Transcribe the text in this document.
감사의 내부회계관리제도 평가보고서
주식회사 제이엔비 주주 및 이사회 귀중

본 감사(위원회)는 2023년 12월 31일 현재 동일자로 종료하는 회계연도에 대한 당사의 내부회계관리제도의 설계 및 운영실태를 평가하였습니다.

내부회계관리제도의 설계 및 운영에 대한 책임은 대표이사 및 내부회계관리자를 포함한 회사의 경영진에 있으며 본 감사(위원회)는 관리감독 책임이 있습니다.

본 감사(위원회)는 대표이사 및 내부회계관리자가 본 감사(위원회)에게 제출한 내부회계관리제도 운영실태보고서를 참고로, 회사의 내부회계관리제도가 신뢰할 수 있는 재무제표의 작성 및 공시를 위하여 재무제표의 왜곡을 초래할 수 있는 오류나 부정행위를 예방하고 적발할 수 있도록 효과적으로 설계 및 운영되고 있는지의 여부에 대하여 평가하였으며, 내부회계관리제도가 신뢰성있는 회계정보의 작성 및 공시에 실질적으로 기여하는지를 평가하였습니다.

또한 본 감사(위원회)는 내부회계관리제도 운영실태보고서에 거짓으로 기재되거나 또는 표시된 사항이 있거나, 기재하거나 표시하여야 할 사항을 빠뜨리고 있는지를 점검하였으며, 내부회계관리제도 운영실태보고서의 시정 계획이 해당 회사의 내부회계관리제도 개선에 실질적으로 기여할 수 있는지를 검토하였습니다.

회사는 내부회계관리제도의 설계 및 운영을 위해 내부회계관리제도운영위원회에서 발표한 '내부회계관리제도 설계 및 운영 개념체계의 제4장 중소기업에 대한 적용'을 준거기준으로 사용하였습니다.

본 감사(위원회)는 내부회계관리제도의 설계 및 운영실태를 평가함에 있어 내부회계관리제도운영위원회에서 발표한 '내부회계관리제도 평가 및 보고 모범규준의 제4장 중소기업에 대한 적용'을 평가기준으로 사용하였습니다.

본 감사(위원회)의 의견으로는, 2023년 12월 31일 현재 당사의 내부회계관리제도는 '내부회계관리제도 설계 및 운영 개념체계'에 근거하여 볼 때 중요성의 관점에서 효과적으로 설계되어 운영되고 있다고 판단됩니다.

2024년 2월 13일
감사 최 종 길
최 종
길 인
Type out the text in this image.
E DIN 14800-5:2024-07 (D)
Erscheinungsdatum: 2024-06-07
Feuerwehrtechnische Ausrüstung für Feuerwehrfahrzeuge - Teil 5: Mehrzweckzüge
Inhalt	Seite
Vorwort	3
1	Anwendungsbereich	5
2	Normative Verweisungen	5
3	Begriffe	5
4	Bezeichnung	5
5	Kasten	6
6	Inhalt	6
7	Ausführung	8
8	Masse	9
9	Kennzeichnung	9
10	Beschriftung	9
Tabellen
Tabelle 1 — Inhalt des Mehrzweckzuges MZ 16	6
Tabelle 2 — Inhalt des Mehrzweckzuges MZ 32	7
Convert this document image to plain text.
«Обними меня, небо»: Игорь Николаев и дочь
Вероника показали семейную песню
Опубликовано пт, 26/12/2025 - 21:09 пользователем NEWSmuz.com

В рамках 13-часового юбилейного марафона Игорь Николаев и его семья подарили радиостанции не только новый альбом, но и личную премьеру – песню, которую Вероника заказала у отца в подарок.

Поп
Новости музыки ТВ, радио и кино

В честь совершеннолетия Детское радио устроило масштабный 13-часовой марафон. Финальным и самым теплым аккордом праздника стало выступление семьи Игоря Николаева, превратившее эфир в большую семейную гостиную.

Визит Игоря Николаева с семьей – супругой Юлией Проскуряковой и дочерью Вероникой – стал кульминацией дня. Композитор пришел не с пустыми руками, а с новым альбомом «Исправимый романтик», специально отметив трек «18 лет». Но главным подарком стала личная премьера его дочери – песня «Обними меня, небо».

* Your task *
Write out again, unchanged, every line from the line containing "Convert this document image to plain text." to the final line of the material above.

* Worked solution *
Convert this document image to plain text.
«Обними меня, небо»: Игорь Николаев и дочь
Вероника показали семейную песню
Опубликовано пт, 26/12/2025 - 21:09 пользователем NEWSmuz.com

В рамках 13-часового юбилейного марафона Игорь Николаев и его семья подарили радиостанции не только новый альбом, но и личную премьеру – песню, которую Вероника заказала у отца в подарок.

Поп
Новости музыки ТВ, радио и кино

В честь совершеннолетия Детское радио устроило масштабный 13-часовой марафон. Финальным и самым теплым аккордом праздника стало выступление семьи Игоря Николаева, превратившее эфир в большую семейную гостиную.

Визит Игоря Николаева с семьей – супругой Юлией Проскуряковой и дочерью Вероникой – стал кульминацией дня. Композитор пришел не с пустыми руками, а с новым альбомом «Исправимый романтик», специально отметив трек «18 лет». Но главным подарком стала личная премьера его дочери – песня «Обними меня, небо».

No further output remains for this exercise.